• Text provided
┌──

Monday, July 11, 2011

Atlas Poetica announces '25 Tanka Prose'


Atlas Poetica : A Journal of Poetry of Place in Contemporary Tanka is pleased to announce ’25 Tanka Prose’ edited and with an introduction by Bob Lucky. The sixth installment in the Special Features hosted at Atlas Poetica, the website for Atlas Poetica : A Journal of Poetry of Place in Contemporary Tanka. ’25 Tanka Prose’ is a substantial collection of prosimetrum, the art of combining poetry and prose. Editor Bob Lucky is a well-known and highly regarded tanka poet who brings his unique view to the form.

Tanka prose originated more than a thousand years ago in Japan as poets combined tanka with prose in the form of tales, diaries, essays, and more. Tanka, with its emphasis on ‘dreaming room’ invites the reader to expand the poem with their own associations, so it is not surprising that poets themselves welcome tanka prose as a way to expand their own associations and share them with the reader.

The selections in ’25 Tanka Prose’ present an international spectrum of experiences from Tibet to the United States to New Zealand to India and many other places, thus melding Atlas Poetica’s emphasis on poetry of place with the diversity of tanka prose. New voices appear alongside well-known names—a hallmark of Atlas Poetica’s approach—and present a wide variety of formats and subject matters. Terry Ingram tells us about being a child shill for the dubious doings of a Baptish minister while Amelia Fielden remembers life in Morocco during an attempted coup. History looms large: World War II, Machiavelli’s Florence, and the monastery of El Escorial where Phillip II of Spain directed the Counter-Reformation. Many of the pieces feature journeys: to hike a glacier, to visit a village in Thailand, to pilgrimage the Dalai Lama’s Tibet, but most of all, into the depths of the human experience.

└──

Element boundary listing

┌──

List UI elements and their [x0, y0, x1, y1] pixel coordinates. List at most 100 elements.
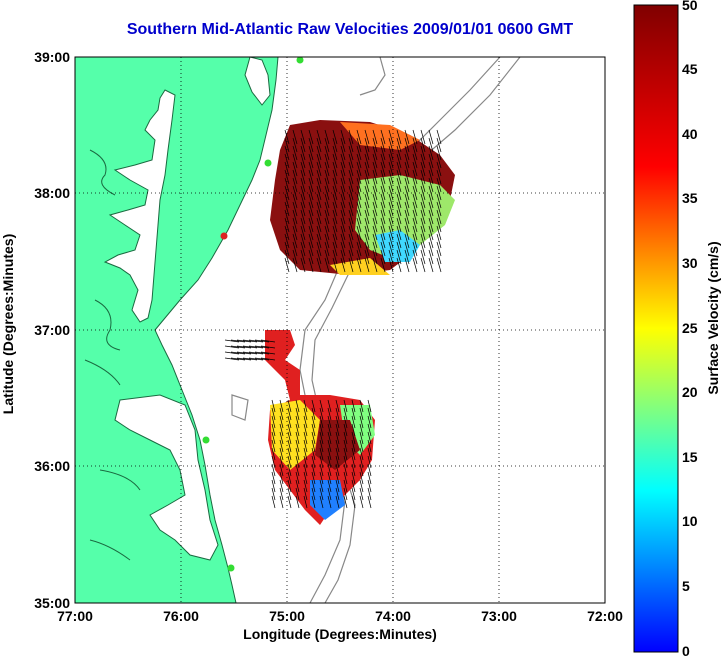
- velocity-vector: [324, 257, 330, 273]
- velocity-vector: [308, 217, 314, 233]
- velocity-vector: [388, 249, 394, 265]
- velocity-vector: [380, 177, 386, 193]
- velocity-vector: [388, 145, 394, 161]
- velocity-vector: [287, 423, 292, 437]
- velocity-vector: [436, 177, 442, 193]
- velocity-vector: [300, 177, 306, 193]
- velocity-vector: [295, 431, 300, 445]
- velocity-vector: [292, 257, 298, 273]
- velocity-vector: [303, 479, 308, 493]
- velocity-vector: [372, 241, 378, 257]
- velocity-vector: [242, 357, 258, 361]
- velocity-vector: [436, 249, 442, 265]
- velocity-vector: [316, 177, 322, 193]
- velocity-vector: [396, 129, 402, 145]
- velocity-vector: [436, 193, 442, 209]
- velocity-vector: [436, 129, 442, 145]
- velocity-vector: [359, 423, 364, 437]
- velocity-vector: [279, 407, 284, 421]
- velocity-vector: [388, 161, 394, 177]
- velocity-vector: [356, 129, 362, 145]
- velocity-vector: [254, 339, 270, 343]
- velocity-vector: [351, 447, 356, 461]
- velocity-vector: [356, 153, 362, 169]
- velocity-vector: [372, 249, 378, 265]
- velocity-vector: [380, 193, 386, 209]
- velocity-vector: [404, 241, 410, 257]
- velocity-vector: [388, 129, 394, 145]
- velocity-vector: [292, 145, 298, 161]
- velocity-vector: [420, 209, 426, 225]
- velocity-vector: [316, 225, 322, 241]
- velocity-vector: [271, 439, 276, 453]
- velocity-vector: [316, 161, 322, 177]
- velocity-vector: [340, 257, 346, 273]
- velocity-vector: [372, 129, 378, 145]
- velocity-vector: [295, 407, 300, 421]
- velocity-vector: [396, 193, 402, 209]
- velocity-vector: [332, 217, 338, 233]
- velocity-vector: [332, 241, 338, 257]
- velocity-vector: [367, 415, 372, 429]
- velocity-vector: [372, 201, 378, 217]
- velocity-vector: [335, 439, 340, 453]
- velocity-vector: [404, 129, 410, 145]
- velocity-vector: [300, 169, 306, 185]
- velocity-vector: [356, 257, 362, 273]
- velocity-vector: [380, 129, 386, 145]
- colorbar: [633, 4, 679, 653]
- velocity-vector: [343, 495, 348, 509]
- velocity-vector: [332, 201, 338, 217]
- velocity-vector: [332, 225, 338, 241]
- velocity-vector: [327, 455, 332, 469]
- velocity-vector: [359, 455, 364, 469]
- velocity-vector: [292, 241, 298, 257]
- velocity-vector: [308, 209, 314, 225]
- velocity-vector: [372, 209, 378, 225]
- velocity-vector: [364, 201, 370, 217]
- velocity-vector: [367, 463, 372, 477]
- velocity-vector: [230, 339, 246, 343]
- velocity-vector: [319, 439, 324, 453]
- velocity-vector: [428, 257, 434, 273]
- velocity-vector: [428, 193, 434, 209]
- velocity-vector: [364, 153, 370, 169]
- velocity-vector: [300, 209, 306, 225]
- velocity-vector: [224, 339, 240, 343]
- velocity-vector: [324, 249, 330, 265]
- velocity-vector: [242, 339, 258, 343]
- velocity-vector: [412, 129, 418, 145]
- velocity-vector: [308, 169, 314, 185]
- velocity-vector: [359, 479, 364, 493]
- velocity-vector: [367, 455, 372, 469]
- velocity-vector: [300, 145, 306, 161]
- velocity-vector: [332, 193, 338, 209]
- velocity-vector: [404, 153, 410, 169]
- velocity-vector: [295, 479, 300, 493]
- velocity-vector: [340, 209, 346, 225]
- velocity-vector: [260, 345, 276, 349]
- velocity-vector: [292, 177, 298, 193]
- velocity-vector: [343, 487, 348, 501]
- velocity-vector: [359, 439, 364, 453]
- grid-lines: [75, 57, 605, 603]
- velocity-vector: [412, 249, 418, 265]
- y-tick: 39:00: [34, 49, 70, 65]
- velocity-vector: [412, 201, 418, 217]
- velocity-vector: [348, 257, 354, 273]
- velocity-vector: [311, 439, 316, 453]
- velocity-vector: [412, 161, 418, 177]
- colorbar-tick: 50: [682, 0, 698, 13]
- velocity-vector: [412, 193, 418, 209]
- velocity-vector: [364, 257, 370, 273]
- velocity-vector: [300, 257, 306, 273]
- velocity-vector: [396, 153, 402, 169]
- velocity-vector: [356, 145, 362, 161]
- velocity-vector: [300, 249, 306, 265]
- velocity-vector: [319, 407, 324, 421]
- velocity-vector: [327, 447, 332, 461]
- velocity-vector: [308, 193, 314, 209]
- velocity-vector: [303, 431, 308, 445]
- velocity-vector: [319, 431, 324, 445]
- velocity-vector: [308, 129, 314, 145]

└──

• Directions
**A.** Summarize the Atlas Poetica announcement in two sentences.
**B.** The Atlas Poetica announcement says many of the pieces feature journeys. List every journey it names.
**C.** Extend the Atlas Poetica announcement about '25 Tanka Prose' with a further paragraph that picks up after its final sentence.

• Answers below
**A.** Atlas Poetica has announced '25 Tanka Prose,' the sixth installment in its Special Features. Edited and introduced by tanka poet Bob Lucky, it is a substantial collection of tanka prose with selections from many places around the world, pairing new voices with well-known names across a wide variety of formats and subjects.

**B.**
- to hike a glacier
- to visit a village in Thailand
- to pilgrimage the Dalai Lama's Tibet
- into the depths of the human experience

**C.**
Atlas Poetica is an international tanka journal that publishes all forms of tanka literature: tanka, kyoka, and gogyoshi, along with prose, sequences and sets, shaped poetry, and non-fiction. The Atlas Poetica Special Features section highlights different aspects of the literature. 2010 focussed on tanka traditions from around the world, while 2011 will focus on different aspects of the literature. Upcoming Special Features will present 'From Lime Trees to Eucalypts : A Botany of Tanka,' edited by Angela Leuck and ’25 Tanka Poets from Great Britain and the United Kingdom,’ edited by Jon Baldwin.

Designed by Alex von Vaupel, Technical Director for Atlas Poetica, the website hosts information about the journal, submission guidelines, ordering information and sample issues. Previous Special Features are archived free online.

Contact:
M. Kei, publisher and editor
Keibooks
P O Box 516,
Perryville, MD, 21903, USA.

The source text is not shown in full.